Take each line that has the word "trong" and return it.

--- START OF The records ---

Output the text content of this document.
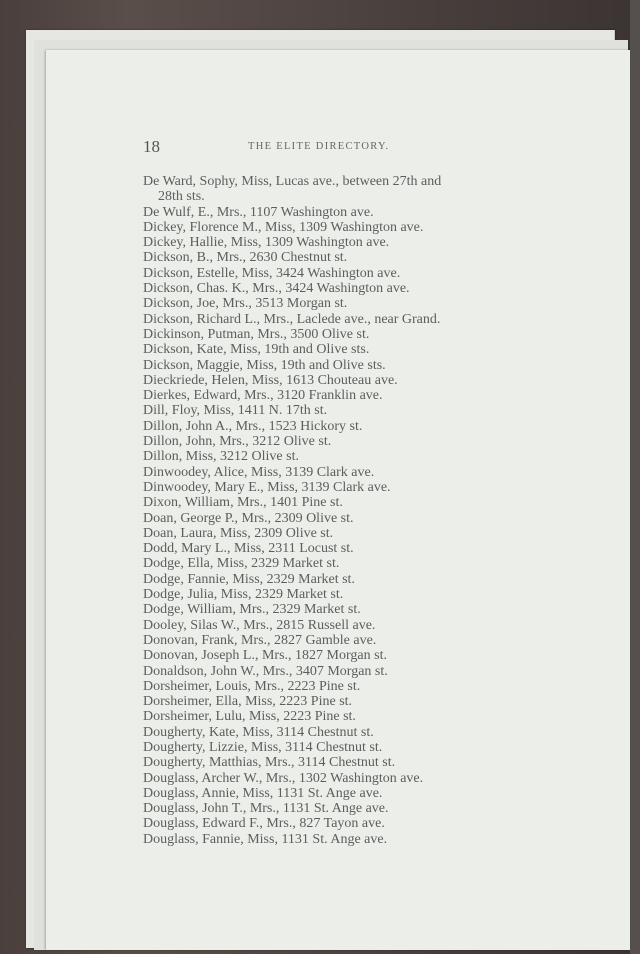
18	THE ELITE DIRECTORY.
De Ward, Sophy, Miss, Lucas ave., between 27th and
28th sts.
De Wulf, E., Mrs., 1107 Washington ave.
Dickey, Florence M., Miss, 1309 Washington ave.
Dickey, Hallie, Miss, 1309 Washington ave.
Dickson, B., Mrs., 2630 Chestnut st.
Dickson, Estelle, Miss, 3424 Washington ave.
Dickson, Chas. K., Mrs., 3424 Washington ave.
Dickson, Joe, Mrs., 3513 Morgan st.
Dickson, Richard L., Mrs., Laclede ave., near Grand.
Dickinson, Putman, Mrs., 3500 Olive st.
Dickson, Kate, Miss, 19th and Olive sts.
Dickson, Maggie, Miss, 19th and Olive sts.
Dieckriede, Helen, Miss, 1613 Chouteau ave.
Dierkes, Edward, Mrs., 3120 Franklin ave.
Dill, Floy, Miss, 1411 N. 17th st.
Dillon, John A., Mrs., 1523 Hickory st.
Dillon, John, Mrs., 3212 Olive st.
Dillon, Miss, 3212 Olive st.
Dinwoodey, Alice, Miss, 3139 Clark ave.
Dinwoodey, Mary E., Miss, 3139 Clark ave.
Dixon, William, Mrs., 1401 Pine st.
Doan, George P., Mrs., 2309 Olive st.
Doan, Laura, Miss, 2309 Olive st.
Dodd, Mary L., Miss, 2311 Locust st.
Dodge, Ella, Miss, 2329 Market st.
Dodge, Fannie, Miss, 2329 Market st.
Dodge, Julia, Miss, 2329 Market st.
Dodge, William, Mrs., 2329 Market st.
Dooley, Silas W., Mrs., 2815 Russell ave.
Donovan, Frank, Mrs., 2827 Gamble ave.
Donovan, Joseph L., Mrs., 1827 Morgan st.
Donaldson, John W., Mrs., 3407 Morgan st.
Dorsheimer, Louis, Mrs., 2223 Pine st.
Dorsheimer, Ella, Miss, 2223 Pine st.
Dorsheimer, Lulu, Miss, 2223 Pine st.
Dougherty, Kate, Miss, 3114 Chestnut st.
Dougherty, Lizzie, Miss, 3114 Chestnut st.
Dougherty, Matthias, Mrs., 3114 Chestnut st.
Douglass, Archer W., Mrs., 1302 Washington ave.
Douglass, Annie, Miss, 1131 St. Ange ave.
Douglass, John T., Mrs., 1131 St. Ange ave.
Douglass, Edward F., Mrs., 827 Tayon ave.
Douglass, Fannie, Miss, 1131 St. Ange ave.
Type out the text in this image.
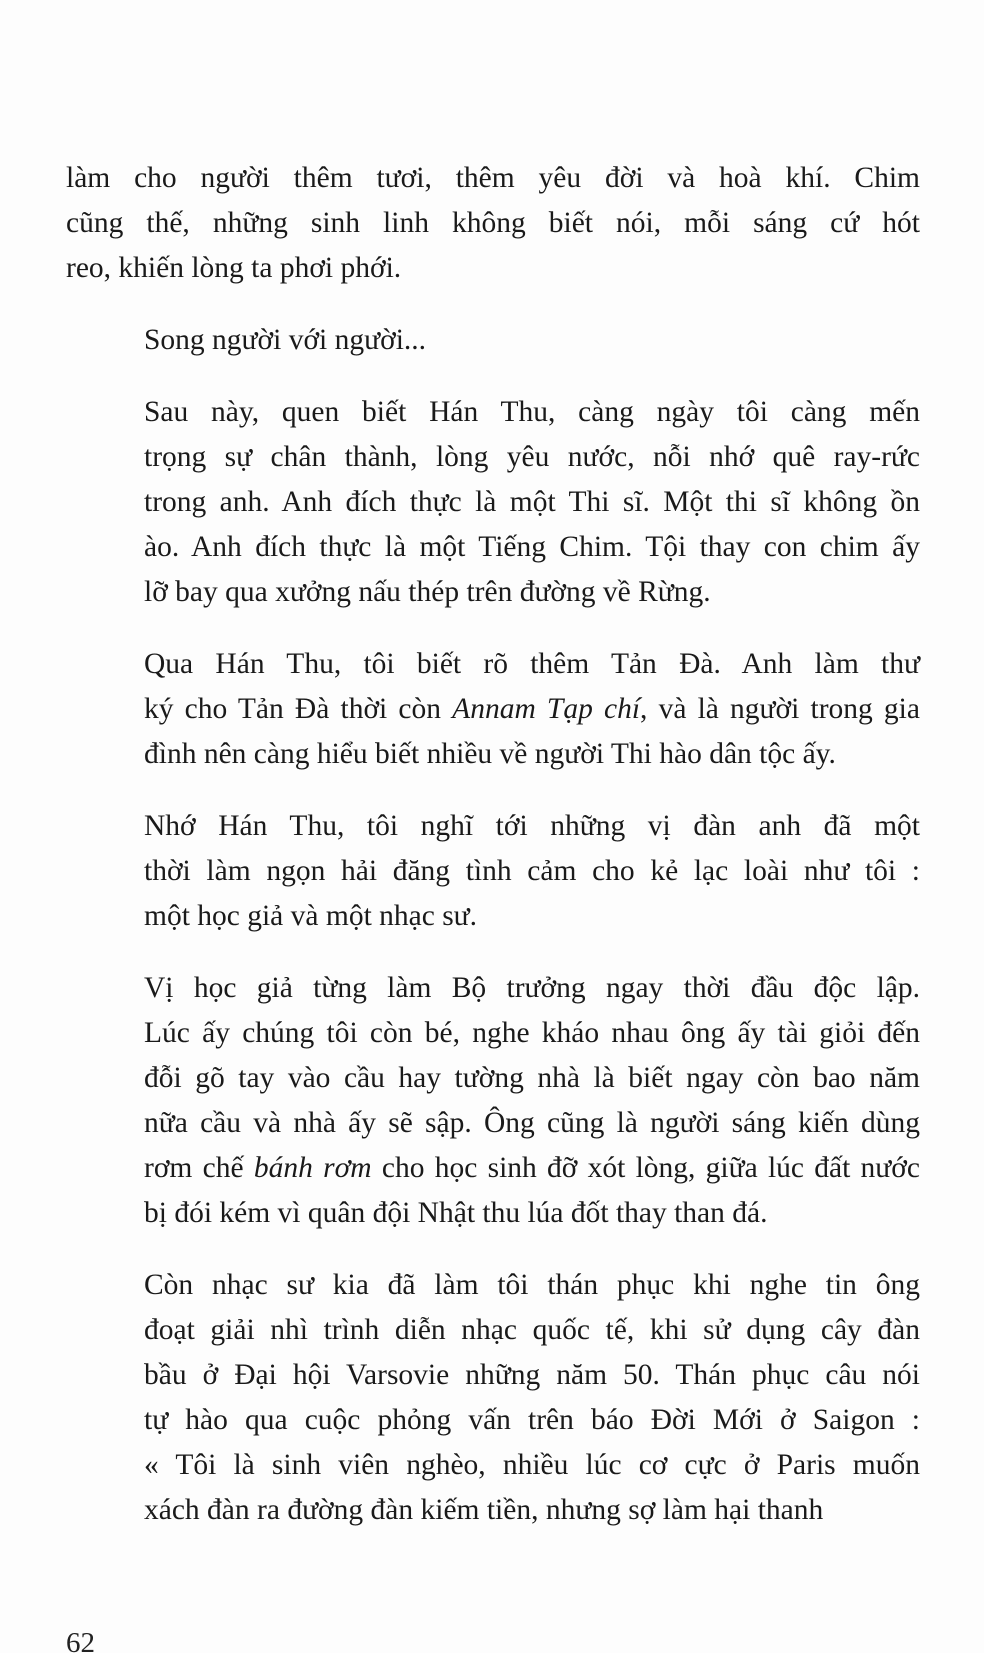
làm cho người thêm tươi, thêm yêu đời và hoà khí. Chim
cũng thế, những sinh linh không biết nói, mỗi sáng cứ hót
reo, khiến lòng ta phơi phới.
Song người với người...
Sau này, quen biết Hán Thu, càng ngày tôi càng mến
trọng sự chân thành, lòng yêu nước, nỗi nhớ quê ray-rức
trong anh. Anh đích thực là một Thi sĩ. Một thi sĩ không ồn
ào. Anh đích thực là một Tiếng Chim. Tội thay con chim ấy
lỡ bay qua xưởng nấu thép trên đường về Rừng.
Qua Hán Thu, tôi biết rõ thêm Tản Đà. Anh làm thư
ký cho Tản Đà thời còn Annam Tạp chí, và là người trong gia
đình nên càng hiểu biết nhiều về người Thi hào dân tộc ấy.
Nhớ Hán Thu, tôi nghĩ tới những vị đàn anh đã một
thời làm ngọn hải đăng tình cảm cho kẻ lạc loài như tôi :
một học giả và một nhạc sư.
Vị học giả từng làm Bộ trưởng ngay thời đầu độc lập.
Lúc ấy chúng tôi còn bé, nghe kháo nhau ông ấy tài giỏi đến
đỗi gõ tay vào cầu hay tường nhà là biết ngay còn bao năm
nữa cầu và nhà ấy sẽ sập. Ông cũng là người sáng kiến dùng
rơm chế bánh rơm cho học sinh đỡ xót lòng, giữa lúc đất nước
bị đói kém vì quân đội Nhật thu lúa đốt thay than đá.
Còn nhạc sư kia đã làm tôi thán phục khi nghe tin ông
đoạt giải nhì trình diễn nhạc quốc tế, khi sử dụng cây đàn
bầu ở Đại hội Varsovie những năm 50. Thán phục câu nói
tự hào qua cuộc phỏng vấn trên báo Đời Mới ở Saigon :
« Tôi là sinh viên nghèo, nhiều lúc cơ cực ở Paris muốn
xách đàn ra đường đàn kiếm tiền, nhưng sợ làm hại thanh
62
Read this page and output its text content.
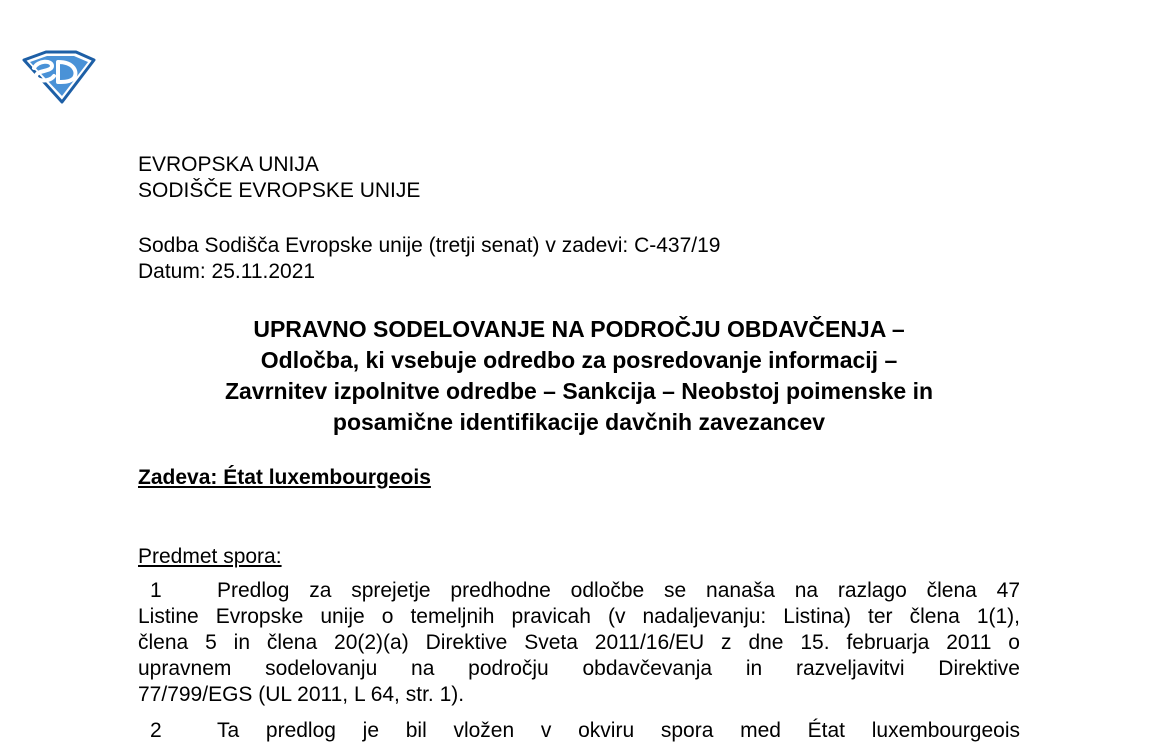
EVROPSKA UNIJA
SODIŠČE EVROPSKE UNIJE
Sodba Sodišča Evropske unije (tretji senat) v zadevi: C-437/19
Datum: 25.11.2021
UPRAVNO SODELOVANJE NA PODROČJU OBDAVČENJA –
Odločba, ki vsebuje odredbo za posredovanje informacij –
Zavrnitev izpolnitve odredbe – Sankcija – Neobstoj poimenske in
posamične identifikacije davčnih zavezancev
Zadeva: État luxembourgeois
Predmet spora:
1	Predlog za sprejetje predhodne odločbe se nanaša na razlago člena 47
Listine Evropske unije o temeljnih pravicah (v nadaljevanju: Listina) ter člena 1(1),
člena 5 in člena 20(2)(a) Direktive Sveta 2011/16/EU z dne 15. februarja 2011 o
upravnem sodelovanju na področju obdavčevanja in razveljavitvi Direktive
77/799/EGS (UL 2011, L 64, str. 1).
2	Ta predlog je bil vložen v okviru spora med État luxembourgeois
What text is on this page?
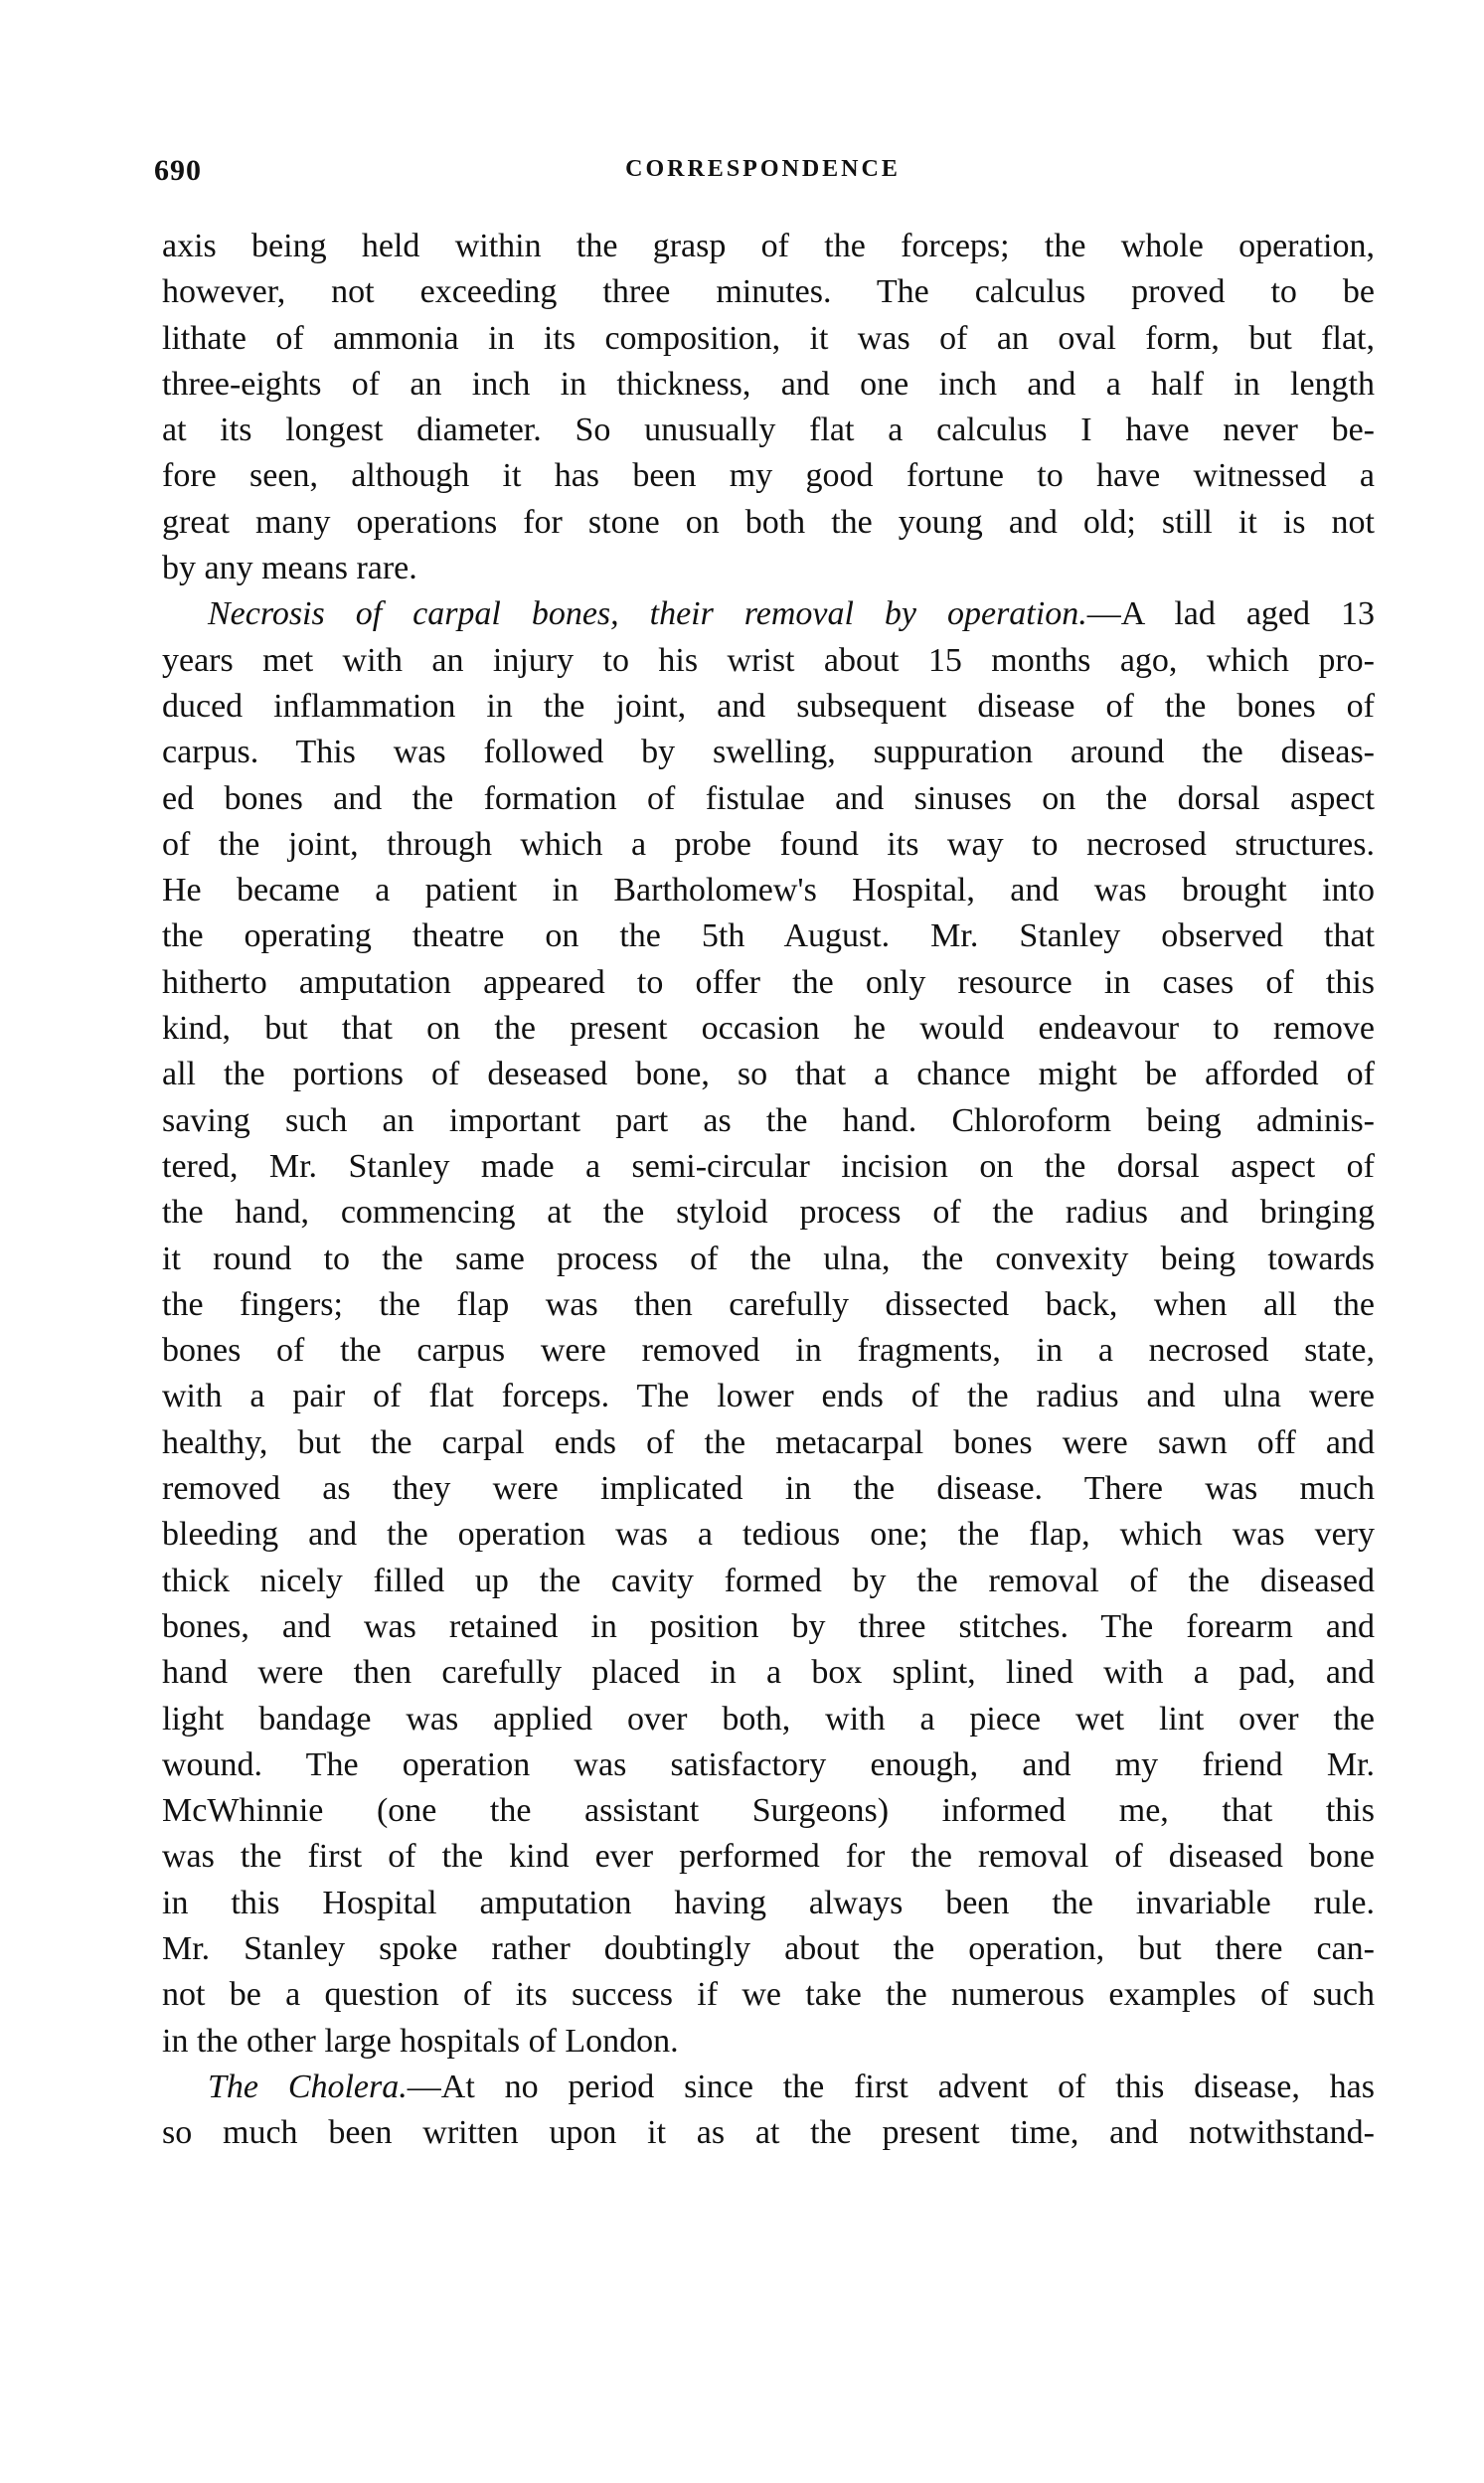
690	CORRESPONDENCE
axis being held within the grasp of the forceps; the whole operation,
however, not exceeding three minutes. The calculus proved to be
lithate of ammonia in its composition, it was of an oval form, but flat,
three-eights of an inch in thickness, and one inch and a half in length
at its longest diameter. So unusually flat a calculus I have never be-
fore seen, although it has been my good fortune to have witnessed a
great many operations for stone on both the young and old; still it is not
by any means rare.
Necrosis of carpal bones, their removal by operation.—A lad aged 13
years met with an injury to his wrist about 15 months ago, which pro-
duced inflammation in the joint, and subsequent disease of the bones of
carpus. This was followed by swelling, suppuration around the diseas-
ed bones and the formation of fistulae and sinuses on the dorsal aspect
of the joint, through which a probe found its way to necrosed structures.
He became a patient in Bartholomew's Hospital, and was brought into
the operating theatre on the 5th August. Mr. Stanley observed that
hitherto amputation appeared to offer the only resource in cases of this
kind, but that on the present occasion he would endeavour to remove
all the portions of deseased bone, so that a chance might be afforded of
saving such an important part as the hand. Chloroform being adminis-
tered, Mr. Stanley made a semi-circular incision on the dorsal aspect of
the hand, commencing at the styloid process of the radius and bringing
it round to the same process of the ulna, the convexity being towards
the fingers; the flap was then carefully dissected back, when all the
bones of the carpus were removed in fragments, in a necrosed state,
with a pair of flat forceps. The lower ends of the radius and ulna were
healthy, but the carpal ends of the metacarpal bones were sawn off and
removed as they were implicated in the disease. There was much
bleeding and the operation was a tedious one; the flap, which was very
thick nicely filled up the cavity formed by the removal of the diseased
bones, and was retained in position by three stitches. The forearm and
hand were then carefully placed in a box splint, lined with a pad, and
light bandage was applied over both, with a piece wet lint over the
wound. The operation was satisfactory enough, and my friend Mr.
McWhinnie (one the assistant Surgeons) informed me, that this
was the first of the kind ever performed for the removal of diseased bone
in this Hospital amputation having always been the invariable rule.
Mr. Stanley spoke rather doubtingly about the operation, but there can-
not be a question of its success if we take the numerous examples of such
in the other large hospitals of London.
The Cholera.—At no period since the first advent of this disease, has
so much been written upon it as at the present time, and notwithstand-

--- END OF The records ---

◆ Answer to this problem ◆
trong anh. Anh đích thực là một Thi sĩ. Một thi sĩ không ồn
ký cho Tản Đà thời còn Annam Tạp chí, và là người trong gia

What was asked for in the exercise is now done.